## Records for processing
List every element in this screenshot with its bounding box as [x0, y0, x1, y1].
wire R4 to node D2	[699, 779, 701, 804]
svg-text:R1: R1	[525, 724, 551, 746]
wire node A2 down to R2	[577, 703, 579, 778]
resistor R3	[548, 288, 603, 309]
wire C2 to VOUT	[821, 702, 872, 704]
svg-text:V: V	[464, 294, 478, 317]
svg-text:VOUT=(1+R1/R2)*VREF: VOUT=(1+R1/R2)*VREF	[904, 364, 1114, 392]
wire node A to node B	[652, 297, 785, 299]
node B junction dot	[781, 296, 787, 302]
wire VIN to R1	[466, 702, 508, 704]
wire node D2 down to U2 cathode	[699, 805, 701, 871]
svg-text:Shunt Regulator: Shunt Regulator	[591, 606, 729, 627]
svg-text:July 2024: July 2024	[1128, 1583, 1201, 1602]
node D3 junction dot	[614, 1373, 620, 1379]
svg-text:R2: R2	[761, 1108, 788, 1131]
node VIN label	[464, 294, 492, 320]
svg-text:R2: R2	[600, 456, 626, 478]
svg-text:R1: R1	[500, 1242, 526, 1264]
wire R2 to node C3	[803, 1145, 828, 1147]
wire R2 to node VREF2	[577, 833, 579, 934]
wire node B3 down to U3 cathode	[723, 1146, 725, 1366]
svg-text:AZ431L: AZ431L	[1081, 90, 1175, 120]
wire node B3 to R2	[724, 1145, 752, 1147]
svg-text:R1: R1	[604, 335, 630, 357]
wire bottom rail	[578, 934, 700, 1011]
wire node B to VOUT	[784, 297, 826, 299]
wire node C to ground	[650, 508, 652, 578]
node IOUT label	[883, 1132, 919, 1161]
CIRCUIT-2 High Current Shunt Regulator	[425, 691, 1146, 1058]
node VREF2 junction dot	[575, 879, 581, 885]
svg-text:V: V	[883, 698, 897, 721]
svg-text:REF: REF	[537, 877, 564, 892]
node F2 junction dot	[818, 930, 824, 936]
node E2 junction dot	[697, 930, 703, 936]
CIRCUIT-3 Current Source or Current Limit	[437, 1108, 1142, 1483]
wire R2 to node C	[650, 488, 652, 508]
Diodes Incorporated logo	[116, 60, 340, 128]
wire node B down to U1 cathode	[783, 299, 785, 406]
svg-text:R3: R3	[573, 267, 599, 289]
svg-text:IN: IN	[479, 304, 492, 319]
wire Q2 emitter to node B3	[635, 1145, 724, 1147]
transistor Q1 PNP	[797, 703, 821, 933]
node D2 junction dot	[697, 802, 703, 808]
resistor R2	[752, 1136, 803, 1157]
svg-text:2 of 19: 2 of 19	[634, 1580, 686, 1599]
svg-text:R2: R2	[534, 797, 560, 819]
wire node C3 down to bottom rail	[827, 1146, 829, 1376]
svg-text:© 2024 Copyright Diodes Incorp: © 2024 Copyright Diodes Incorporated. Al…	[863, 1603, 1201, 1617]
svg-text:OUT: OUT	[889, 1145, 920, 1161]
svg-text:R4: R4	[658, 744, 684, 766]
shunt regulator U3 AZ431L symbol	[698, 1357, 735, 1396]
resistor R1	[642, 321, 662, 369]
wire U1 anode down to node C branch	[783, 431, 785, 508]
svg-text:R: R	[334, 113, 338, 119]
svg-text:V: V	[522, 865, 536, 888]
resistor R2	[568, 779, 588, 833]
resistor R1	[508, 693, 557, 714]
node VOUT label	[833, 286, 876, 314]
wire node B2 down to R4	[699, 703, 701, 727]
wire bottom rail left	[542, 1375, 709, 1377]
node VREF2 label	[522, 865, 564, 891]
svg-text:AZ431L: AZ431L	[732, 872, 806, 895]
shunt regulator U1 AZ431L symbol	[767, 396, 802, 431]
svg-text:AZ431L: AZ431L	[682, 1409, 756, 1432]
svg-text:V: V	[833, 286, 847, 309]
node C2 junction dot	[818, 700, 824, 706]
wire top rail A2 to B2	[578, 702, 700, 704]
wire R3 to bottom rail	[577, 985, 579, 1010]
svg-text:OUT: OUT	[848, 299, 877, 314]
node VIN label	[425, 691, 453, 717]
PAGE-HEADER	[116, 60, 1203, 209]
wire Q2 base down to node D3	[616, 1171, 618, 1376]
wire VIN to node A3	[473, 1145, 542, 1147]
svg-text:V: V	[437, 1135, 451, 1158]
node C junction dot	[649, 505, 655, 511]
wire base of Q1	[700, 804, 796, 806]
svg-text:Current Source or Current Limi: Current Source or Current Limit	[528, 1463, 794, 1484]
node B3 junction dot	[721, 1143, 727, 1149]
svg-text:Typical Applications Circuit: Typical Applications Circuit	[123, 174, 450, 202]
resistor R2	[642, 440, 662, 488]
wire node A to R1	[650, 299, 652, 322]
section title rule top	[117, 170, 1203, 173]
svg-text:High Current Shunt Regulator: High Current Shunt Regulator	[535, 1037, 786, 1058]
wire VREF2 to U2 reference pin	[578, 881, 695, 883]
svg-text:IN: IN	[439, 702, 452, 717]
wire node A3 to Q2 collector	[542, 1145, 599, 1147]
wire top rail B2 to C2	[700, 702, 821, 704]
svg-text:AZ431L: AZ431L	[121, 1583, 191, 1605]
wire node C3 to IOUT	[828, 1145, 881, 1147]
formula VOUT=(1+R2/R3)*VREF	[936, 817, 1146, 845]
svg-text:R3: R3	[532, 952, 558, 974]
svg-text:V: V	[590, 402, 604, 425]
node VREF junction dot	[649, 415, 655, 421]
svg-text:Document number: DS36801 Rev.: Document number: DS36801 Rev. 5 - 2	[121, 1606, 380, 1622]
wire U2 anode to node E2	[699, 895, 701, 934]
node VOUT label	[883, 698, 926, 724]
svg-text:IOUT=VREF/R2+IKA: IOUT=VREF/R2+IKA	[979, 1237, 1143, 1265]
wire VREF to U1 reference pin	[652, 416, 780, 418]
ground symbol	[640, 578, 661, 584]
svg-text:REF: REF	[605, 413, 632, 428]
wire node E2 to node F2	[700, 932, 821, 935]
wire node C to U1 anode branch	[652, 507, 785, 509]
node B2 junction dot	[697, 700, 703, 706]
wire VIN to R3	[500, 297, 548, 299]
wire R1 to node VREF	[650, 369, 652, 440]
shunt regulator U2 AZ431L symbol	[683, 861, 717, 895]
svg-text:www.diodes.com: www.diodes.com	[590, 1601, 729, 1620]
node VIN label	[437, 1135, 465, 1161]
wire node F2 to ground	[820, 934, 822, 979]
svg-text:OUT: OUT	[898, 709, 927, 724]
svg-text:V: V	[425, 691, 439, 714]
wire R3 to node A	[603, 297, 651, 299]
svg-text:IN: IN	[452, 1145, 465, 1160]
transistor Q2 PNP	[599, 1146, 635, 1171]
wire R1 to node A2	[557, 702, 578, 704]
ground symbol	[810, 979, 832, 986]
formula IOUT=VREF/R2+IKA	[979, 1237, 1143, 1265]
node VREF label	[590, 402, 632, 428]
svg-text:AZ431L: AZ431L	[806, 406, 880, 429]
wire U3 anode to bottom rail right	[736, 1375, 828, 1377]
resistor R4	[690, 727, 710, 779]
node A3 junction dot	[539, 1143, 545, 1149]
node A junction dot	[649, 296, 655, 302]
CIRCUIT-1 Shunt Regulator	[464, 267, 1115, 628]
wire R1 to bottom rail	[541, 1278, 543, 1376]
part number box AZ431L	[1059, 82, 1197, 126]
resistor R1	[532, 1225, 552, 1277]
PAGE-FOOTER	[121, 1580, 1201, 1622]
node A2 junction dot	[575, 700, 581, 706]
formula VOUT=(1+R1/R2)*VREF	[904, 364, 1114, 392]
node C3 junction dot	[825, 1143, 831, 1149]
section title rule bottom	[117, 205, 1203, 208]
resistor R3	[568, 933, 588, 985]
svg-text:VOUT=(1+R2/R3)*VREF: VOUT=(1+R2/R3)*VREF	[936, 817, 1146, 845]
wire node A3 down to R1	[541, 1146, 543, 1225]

## What you are asked to do
Please pick out and copy every row above that contains the word "Limit".

## Right answer
CIRCUIT-3 Current Source or Current Limit	[437, 1108, 1142, 1483]
svg-text:Current Source or Current Limi: Current Source or Current Limit	[528, 1463, 794, 1484]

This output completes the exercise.